Copy out each line of the data that holds the word "value".
━━━━━ Information supplied ━━━━━
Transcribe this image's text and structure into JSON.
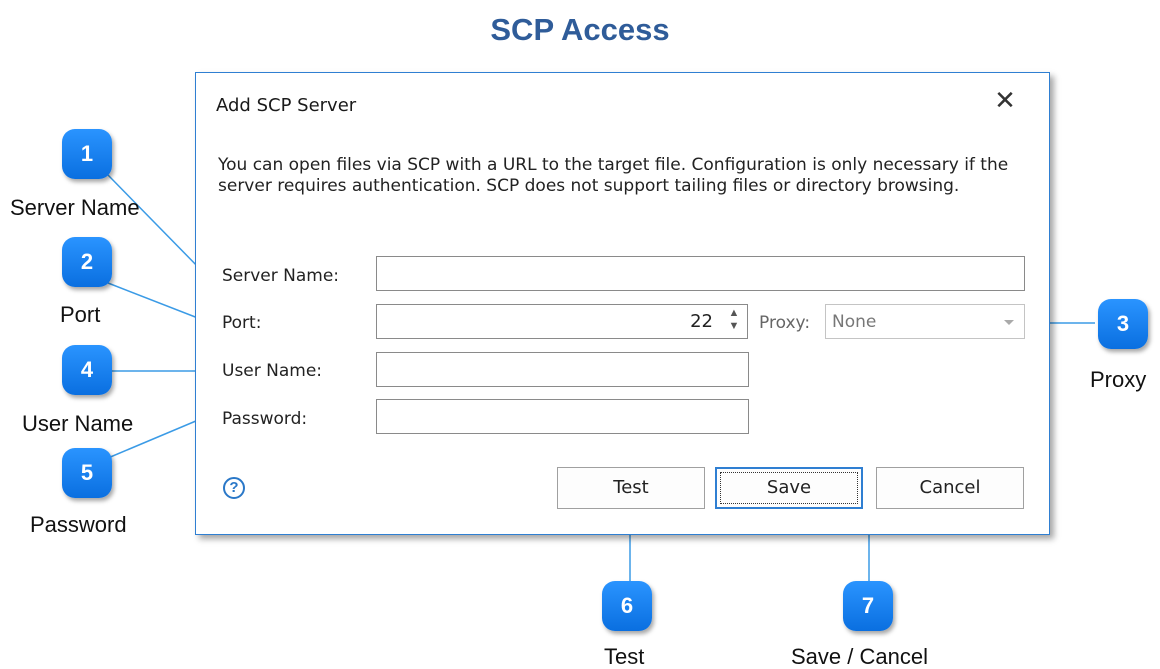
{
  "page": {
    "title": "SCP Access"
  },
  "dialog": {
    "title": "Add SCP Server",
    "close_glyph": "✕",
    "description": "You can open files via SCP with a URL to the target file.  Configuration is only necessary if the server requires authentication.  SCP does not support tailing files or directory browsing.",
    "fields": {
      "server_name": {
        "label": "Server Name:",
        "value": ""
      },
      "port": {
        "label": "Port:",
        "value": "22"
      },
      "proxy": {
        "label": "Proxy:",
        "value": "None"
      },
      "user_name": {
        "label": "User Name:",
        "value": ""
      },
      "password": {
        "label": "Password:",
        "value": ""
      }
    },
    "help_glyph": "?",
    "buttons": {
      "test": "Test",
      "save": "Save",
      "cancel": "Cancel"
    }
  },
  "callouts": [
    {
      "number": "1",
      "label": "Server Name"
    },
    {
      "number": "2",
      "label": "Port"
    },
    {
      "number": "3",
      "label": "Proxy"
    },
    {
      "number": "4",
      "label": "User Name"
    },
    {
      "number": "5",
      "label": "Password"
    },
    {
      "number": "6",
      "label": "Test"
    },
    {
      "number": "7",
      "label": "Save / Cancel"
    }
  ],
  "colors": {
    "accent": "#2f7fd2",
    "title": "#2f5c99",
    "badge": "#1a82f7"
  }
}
━━━━━
━━━━━ Information supplied ━━━━━
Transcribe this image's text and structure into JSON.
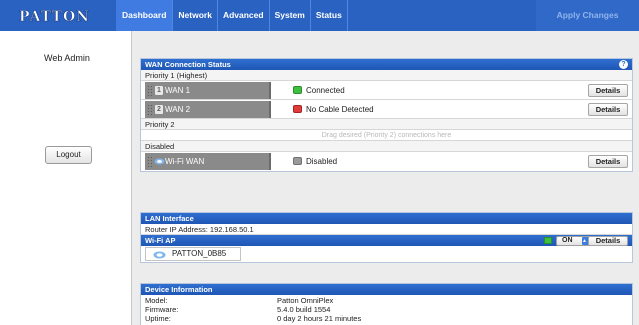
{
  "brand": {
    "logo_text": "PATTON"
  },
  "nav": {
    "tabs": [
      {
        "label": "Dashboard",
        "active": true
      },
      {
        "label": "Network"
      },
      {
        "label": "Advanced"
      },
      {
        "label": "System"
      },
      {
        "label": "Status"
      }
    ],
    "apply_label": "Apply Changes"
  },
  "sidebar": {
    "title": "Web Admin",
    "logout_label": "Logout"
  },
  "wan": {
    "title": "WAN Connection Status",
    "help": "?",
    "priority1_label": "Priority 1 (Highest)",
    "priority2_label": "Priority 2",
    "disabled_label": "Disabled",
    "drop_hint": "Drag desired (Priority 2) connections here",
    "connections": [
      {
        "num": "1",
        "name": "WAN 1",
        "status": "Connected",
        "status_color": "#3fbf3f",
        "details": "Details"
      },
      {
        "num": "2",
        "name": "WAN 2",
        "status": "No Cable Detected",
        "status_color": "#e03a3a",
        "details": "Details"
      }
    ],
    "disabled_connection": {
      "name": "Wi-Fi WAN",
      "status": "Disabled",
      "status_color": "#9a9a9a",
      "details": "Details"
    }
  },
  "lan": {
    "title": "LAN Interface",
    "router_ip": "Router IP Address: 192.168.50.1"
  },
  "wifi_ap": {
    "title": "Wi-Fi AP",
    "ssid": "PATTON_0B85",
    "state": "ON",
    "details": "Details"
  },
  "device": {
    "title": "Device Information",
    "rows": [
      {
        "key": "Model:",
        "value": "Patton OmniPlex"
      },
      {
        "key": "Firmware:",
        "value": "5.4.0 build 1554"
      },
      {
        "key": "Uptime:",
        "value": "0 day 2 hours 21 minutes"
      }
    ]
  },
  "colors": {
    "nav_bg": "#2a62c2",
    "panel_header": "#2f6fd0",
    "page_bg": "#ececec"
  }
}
━━━━━
Task answer:
        "value": ""
        "value": "22"
        "value": "None"
        "value": ""
        "value": ""
        "value": "Patton OmniPlex"
        "value": "5.4.0 build 1554"
        "value": "0 day 2 hours 21 minutes"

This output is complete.